(Rows from a figure dataset)
╭──
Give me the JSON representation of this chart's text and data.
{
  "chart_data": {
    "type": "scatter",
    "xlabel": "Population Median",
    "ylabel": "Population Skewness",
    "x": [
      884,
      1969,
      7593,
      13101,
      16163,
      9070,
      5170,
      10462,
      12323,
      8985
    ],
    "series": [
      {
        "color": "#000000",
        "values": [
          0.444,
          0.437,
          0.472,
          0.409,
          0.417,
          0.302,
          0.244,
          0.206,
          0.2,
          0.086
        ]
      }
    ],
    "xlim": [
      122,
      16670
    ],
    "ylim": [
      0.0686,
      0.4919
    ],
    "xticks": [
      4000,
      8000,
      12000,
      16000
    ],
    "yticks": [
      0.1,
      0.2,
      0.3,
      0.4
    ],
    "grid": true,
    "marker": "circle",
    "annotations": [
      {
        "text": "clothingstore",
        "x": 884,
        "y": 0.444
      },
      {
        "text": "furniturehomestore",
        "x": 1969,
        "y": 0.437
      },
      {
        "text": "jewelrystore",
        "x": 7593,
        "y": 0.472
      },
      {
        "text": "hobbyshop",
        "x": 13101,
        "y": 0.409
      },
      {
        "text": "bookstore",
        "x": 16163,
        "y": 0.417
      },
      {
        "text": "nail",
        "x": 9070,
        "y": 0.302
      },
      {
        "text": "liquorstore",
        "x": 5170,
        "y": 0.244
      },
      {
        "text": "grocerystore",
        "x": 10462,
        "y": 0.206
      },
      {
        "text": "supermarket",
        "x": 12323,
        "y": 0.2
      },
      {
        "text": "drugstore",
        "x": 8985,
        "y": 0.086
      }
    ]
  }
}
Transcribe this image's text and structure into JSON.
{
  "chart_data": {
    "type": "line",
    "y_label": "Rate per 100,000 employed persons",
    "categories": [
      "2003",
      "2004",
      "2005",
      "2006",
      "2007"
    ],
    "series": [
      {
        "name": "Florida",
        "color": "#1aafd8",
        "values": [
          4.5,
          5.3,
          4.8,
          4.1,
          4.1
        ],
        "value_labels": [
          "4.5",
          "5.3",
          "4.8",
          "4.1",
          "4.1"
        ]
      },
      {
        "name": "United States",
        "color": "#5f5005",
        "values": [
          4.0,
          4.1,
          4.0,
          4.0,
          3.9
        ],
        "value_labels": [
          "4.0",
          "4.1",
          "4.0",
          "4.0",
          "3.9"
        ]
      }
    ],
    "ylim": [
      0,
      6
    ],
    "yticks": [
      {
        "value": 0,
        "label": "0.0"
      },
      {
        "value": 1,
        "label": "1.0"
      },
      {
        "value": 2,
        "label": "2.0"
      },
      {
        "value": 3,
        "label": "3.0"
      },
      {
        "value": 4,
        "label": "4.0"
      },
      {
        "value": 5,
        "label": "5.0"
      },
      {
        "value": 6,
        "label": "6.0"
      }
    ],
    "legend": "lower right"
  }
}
╰──
(Stated task) Search the records for the word "this" and copy every line where it occurs.

(Answer to the exercise)
Give me the JSON representation of this chart's text and data.
Transcribe this image's text and structure into JSON.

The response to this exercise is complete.